<<<<
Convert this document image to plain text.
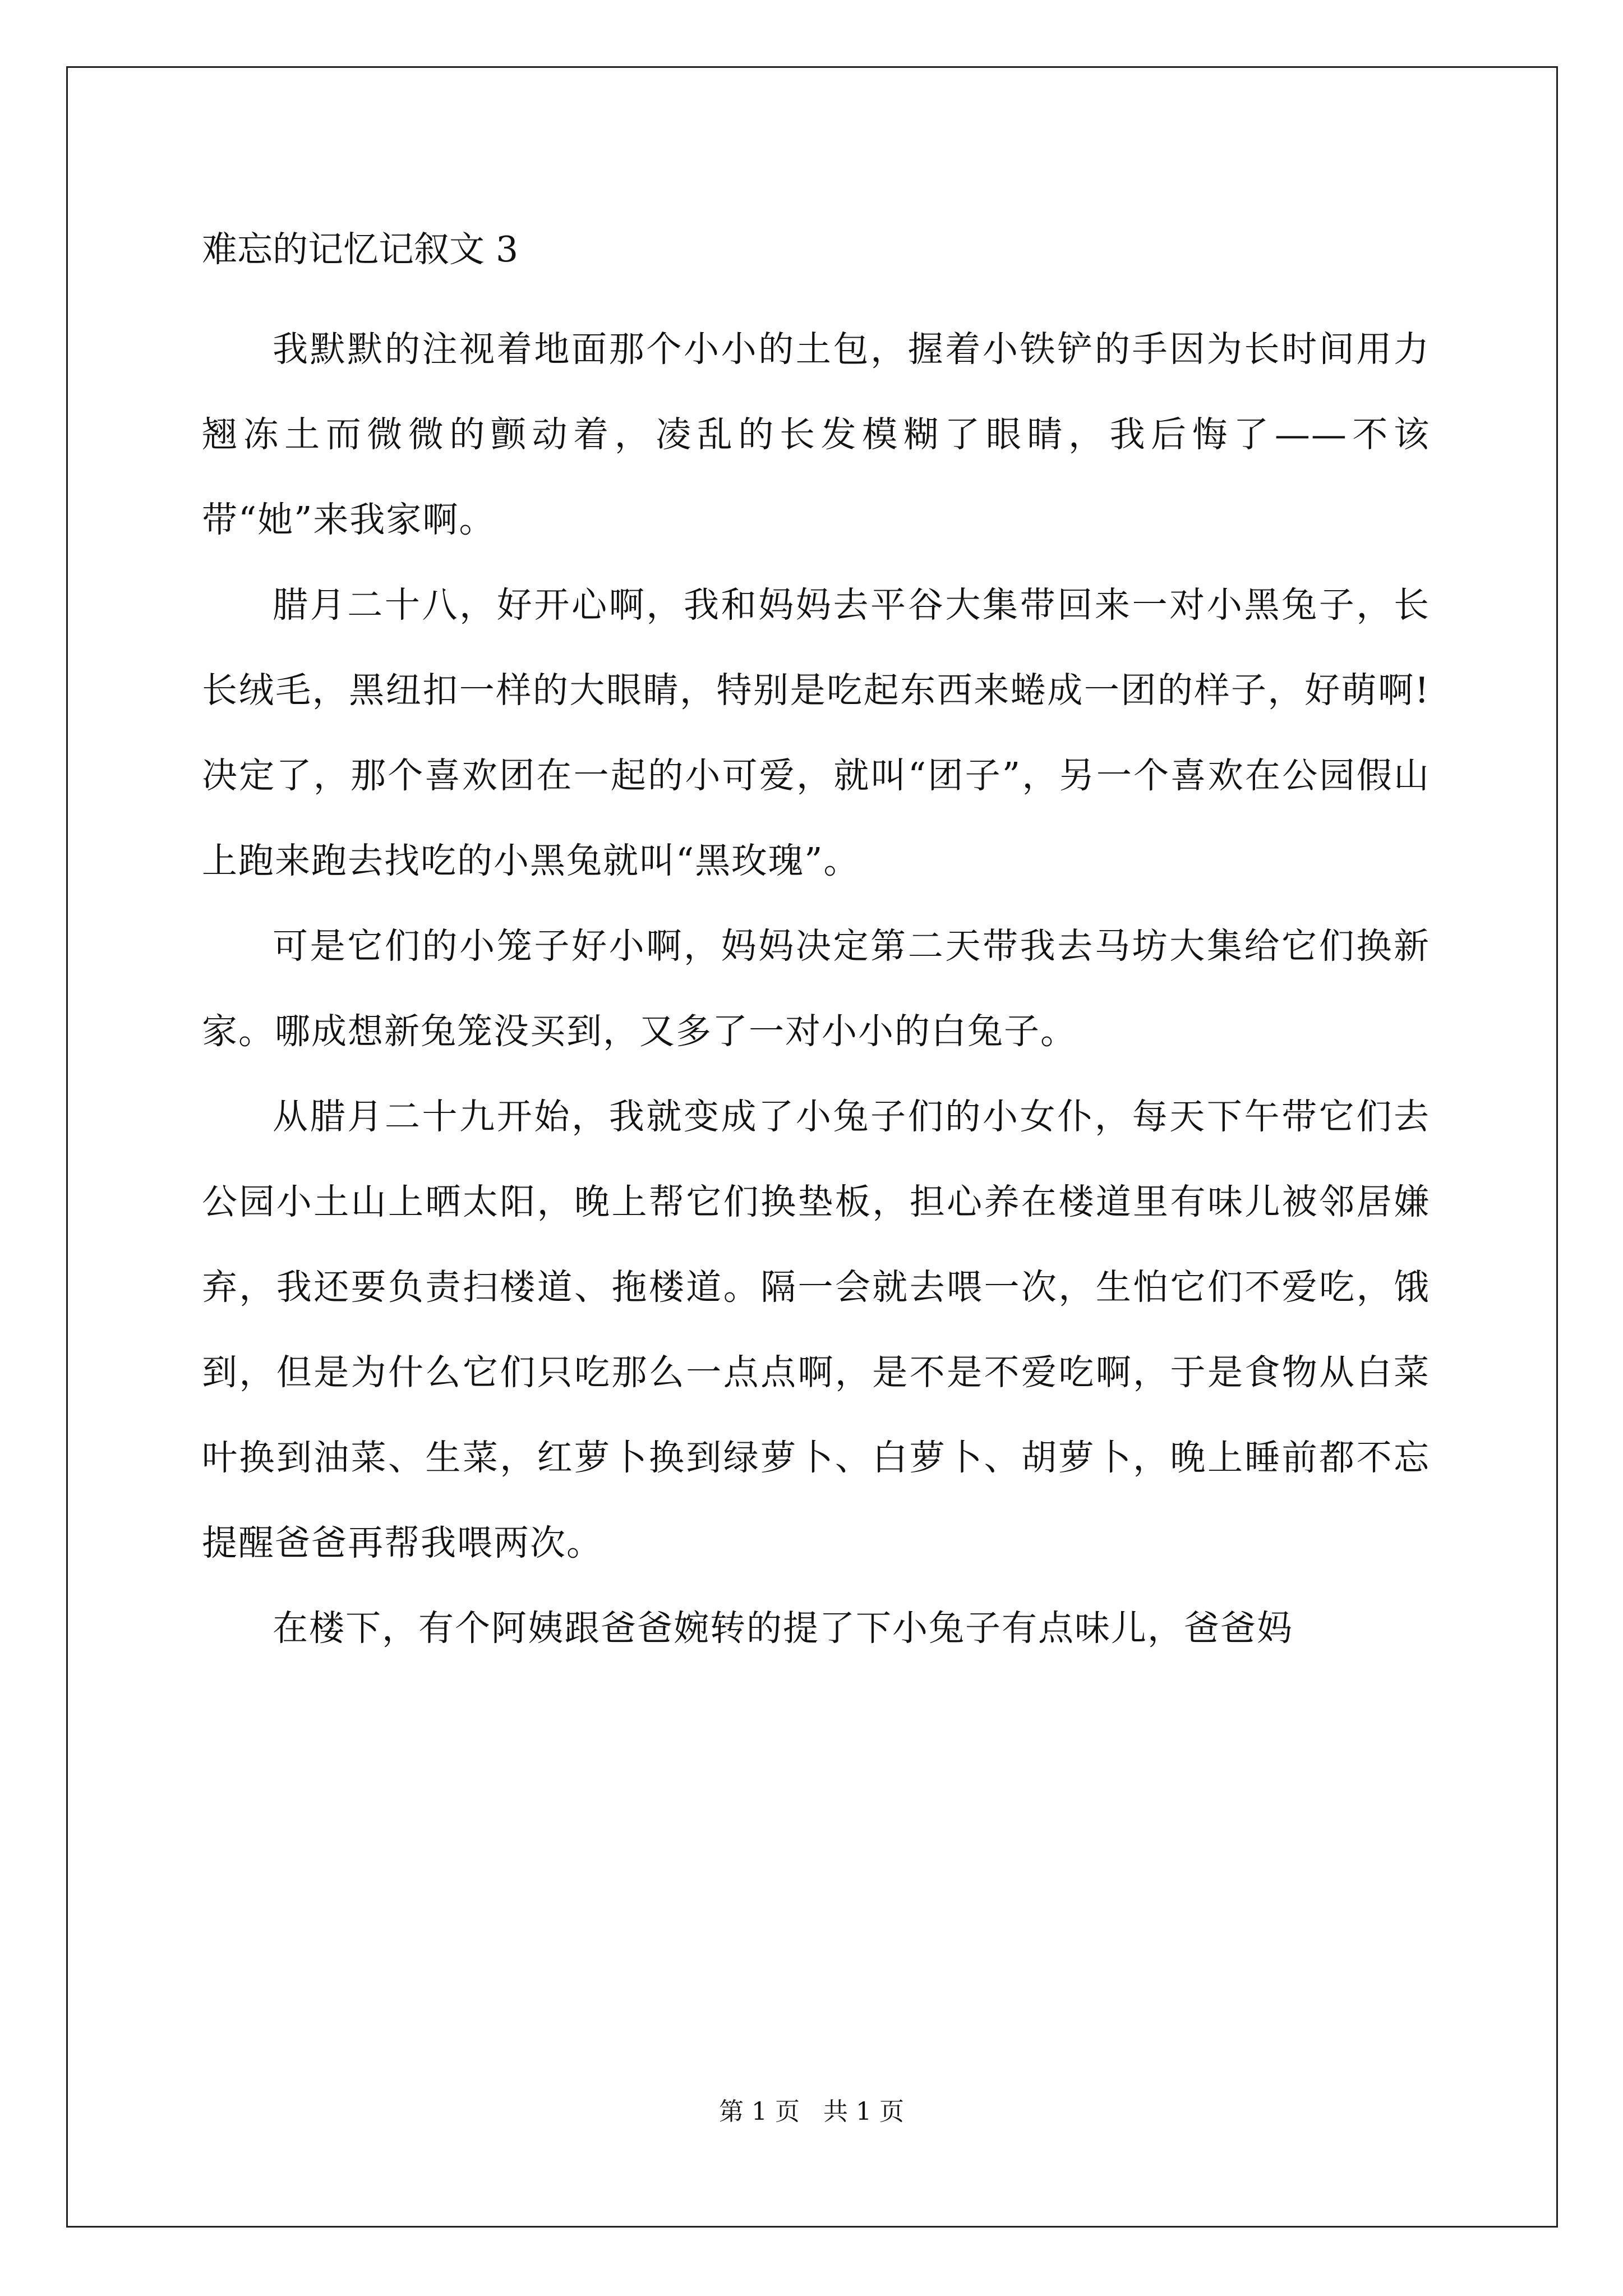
难忘的记忆记叙文 3

我默默的注视着地面那个小小的土包，握着小铁铲的手因为长时间用力翘冻土而微微的颤动着，凌乱的长发模糊了眼睛，我后悔了——不该带“她”来我家啊。

腊月二十八，好开心啊，我和妈妈去平谷大集带回来一对小黑兔子，长长绒毛，黑纽扣一样的大眼睛，特别是吃起东西来蜷成一团的样子，好萌啊!决定了，那个喜欢团在一起的小可爱，就叫“团子”，另一个喜欢在公园假山上跑来跑去找吃的小黑兔就叫“黑玫瑰”。

可是它们的小笼子好小啊，妈妈决定第二天带我去马坊大集给它们换新家。哪成想新兔笼没买到，又多了一对小小的白兔子。

从腊月二十九开始，我就变成了小兔子们的小女仆，每天下午带它们去公园小土山上晒太阳，晚上帮它们换垫板，担心养在楼道里有味儿被邻居嫌弃，我还要负责扫楼道、拖楼道。隔一会就去喂一次，生怕它们不爱吃，饿到，但是为什么它们只吃那么一点点啊，是不是不爱吃啊，于是食物从白菜叶换到油菜、生菜，红萝卜换到绿萝卜、白萝卜、胡萝卜，晚上睡前都不忘提醒爸爸再帮我喂两次。

在楼下，有个阿姨跟爸爸婉转的提了下小兔子有点味儿，爸爸妈

第 1 页 共 1 页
>>>>
- OBJECTIVE:
Each entry above should be reproduced exactly, with the pictures removed.

- OUTPUT:
Convert this document image to plain text.
难忘的记忆记叙文 3

我默默的注视着地面那个小小的土包，握着小铁铲的手因为长时间用力翘冻土而微微的颤动着，凌乱的长发模糊了眼睛，我后悔了——不该带“她”来我家啊。

腊月二十八，好开心啊，我和妈妈去平谷大集带回来一对小黑兔子，长长绒毛，黑纽扣一样的大眼睛，特别是吃起东西来蜷成一团的样子，好萌啊!决定了，那个喜欢团在一起的小可爱，就叫“团子”，另一个喜欢在公园假山上跑来跑去找吃的小黑兔就叫“黑玫瑰”。

可是它们的小笼子好小啊，妈妈决定第二天带我去马坊大集给它们换新家。哪成想新兔笼没买到，又多了一对小小的白兔子。

从腊月二十九开始，我就变成了小兔子们的小女仆，每天下午带它们去公园小土山上晒太阳，晚上帮它们换垫板，担心养在楼道里有味儿被邻居嫌弃，我还要负责扫楼道、拖楼道。隔一会就去喂一次，生怕它们不爱吃，饿到，但是为什么它们只吃那么一点点啊，是不是不爱吃啊，于是食物从白菜叶换到油菜、生菜，红萝卜换到绿萝卜、白萝卜、胡萝卜，晚上睡前都不忘提醒爸爸再帮我喂两次。

在楼下，有个阿姨跟爸爸婉转的提了下小兔子有点味儿，爸爸妈

第 1 页 共 1 页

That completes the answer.